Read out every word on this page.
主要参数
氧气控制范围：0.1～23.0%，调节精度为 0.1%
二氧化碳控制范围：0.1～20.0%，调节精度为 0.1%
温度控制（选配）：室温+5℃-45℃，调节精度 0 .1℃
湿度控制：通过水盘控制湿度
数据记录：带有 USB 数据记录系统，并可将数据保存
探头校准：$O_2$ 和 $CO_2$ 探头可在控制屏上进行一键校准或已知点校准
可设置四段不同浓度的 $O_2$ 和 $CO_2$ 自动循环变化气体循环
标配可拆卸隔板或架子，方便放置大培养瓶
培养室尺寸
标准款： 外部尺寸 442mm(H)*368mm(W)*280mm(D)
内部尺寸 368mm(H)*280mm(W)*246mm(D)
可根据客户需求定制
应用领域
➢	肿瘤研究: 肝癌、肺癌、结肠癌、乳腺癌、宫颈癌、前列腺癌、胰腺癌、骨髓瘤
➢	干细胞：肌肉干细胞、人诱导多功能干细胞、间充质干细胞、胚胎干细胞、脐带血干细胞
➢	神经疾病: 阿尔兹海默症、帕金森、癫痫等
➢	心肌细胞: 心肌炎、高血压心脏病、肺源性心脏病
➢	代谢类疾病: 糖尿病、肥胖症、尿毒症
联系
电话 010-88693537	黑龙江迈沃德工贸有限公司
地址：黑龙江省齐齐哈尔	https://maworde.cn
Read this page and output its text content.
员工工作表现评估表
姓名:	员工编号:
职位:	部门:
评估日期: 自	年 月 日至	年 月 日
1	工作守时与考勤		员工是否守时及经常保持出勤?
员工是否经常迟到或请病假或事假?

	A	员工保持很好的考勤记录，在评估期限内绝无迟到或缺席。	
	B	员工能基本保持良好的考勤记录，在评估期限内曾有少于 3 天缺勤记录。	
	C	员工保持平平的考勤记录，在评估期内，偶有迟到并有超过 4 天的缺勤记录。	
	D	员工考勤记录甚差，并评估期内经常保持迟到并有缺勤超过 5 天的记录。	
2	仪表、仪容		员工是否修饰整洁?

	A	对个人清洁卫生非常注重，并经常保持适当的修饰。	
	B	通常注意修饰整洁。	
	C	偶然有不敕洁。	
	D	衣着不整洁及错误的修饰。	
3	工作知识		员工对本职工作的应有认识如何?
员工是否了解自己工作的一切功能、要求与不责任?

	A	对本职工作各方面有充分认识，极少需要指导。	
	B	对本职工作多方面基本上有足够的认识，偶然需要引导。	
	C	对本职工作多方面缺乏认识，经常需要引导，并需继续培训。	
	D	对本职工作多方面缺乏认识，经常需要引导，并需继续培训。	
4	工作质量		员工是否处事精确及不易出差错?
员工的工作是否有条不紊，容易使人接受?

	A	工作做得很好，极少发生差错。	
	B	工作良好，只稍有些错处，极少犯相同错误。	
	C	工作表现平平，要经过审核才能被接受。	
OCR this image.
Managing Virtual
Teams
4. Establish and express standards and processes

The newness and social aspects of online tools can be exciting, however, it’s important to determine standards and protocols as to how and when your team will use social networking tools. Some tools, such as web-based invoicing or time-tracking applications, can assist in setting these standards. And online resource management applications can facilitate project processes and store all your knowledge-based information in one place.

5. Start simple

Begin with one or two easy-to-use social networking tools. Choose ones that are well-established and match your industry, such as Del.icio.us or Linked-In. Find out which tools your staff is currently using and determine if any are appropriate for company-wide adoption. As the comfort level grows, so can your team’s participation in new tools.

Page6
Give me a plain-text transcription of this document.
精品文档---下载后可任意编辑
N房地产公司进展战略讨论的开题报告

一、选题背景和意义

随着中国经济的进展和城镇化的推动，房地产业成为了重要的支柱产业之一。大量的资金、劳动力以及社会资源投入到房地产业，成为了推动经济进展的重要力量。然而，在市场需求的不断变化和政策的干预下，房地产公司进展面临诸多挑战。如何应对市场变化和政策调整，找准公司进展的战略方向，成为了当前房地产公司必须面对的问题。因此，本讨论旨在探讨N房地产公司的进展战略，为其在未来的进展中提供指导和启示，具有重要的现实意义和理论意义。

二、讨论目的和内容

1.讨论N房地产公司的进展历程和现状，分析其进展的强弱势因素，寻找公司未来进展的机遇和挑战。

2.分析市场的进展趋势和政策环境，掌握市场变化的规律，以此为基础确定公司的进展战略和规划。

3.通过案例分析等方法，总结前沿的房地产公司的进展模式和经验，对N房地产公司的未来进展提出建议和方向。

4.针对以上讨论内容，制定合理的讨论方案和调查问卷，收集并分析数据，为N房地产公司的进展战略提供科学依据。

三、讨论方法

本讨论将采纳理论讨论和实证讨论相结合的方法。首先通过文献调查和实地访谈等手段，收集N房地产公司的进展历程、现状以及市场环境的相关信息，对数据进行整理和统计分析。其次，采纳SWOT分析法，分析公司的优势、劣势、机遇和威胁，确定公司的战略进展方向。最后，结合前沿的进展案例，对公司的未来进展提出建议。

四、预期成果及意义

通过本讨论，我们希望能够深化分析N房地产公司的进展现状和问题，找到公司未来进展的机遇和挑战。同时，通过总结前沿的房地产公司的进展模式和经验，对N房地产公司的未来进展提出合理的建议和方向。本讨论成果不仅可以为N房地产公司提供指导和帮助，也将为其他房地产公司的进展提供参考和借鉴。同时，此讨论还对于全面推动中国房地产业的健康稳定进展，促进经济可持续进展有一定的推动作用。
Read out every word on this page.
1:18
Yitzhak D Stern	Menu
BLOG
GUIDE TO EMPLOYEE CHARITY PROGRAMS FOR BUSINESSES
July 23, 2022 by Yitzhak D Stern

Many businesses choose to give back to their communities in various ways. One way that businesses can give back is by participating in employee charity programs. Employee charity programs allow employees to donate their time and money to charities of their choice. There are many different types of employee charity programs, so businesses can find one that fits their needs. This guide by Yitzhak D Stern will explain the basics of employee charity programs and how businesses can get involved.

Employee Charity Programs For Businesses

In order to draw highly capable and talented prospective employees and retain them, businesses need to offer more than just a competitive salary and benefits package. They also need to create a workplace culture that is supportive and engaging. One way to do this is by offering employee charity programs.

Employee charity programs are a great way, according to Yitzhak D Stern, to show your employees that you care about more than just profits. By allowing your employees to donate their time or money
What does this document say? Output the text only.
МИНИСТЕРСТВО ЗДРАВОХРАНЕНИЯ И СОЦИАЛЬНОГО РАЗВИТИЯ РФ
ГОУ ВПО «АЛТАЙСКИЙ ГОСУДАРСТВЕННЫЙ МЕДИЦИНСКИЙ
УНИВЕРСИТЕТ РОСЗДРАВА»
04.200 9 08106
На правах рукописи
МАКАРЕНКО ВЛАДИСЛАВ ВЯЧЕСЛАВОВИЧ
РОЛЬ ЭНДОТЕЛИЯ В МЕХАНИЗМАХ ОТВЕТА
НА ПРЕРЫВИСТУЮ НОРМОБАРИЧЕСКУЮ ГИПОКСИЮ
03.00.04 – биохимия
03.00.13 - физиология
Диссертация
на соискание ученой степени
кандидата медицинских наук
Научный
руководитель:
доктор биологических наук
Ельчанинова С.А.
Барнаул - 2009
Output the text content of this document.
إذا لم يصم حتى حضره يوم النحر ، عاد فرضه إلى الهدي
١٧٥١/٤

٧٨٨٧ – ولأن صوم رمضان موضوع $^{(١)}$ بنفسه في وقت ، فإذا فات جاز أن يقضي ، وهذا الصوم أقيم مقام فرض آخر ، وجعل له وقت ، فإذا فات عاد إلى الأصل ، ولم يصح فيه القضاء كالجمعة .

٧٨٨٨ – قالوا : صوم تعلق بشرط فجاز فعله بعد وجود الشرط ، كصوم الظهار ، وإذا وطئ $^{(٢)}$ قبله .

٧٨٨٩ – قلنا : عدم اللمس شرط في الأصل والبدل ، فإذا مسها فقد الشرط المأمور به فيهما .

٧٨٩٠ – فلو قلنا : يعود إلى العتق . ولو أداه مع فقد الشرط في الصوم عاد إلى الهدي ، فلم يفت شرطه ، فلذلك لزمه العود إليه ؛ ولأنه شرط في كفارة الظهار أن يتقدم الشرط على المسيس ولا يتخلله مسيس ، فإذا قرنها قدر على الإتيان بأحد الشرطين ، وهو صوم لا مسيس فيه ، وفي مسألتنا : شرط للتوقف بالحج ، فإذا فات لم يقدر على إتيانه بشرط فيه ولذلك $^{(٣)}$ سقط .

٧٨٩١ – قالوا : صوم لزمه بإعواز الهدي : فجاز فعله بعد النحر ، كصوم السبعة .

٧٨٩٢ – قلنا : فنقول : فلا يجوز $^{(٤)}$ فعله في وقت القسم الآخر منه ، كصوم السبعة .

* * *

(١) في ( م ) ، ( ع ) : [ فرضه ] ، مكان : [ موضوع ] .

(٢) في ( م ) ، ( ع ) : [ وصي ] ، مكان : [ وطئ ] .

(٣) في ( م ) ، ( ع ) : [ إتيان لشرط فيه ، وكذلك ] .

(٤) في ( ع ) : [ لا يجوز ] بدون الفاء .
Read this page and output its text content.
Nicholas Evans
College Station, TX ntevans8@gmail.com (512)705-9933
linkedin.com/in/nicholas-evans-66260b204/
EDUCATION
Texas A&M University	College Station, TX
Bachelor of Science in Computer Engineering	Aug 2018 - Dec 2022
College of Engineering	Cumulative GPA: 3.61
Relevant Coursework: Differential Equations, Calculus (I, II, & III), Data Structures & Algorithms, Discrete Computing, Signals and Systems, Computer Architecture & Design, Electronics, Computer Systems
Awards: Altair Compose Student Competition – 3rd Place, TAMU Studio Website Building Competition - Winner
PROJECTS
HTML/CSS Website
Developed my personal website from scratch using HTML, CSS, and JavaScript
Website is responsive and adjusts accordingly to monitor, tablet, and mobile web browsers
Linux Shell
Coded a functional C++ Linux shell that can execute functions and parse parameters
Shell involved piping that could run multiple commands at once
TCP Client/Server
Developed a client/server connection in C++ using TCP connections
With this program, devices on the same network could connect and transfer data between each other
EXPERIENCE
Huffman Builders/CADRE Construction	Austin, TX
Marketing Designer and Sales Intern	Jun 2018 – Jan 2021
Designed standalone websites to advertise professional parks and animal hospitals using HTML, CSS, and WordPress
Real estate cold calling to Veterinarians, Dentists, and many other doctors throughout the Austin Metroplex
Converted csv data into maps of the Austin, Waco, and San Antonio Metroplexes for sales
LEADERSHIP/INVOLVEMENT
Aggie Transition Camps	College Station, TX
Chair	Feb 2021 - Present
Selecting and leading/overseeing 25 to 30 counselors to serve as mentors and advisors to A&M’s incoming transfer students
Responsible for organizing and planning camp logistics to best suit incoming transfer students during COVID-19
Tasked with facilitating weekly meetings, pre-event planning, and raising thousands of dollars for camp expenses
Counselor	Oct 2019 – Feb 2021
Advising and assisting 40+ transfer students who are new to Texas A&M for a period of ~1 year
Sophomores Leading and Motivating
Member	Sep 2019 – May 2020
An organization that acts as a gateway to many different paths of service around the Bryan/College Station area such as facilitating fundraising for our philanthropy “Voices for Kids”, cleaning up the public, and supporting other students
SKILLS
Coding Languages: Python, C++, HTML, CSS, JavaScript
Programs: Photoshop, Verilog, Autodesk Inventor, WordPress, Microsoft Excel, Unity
--
• _Direction_: Collect the complete line wherever the string "فرضه" appears in the records.

• _Written solution_:
إذا لم يصم حتى حضره يوم النحر ، عاد فرضه إلى الهدي
(١) في ( م ) ، ( ع ) : [ فرضه ] ، مكان : [ موضوع ] .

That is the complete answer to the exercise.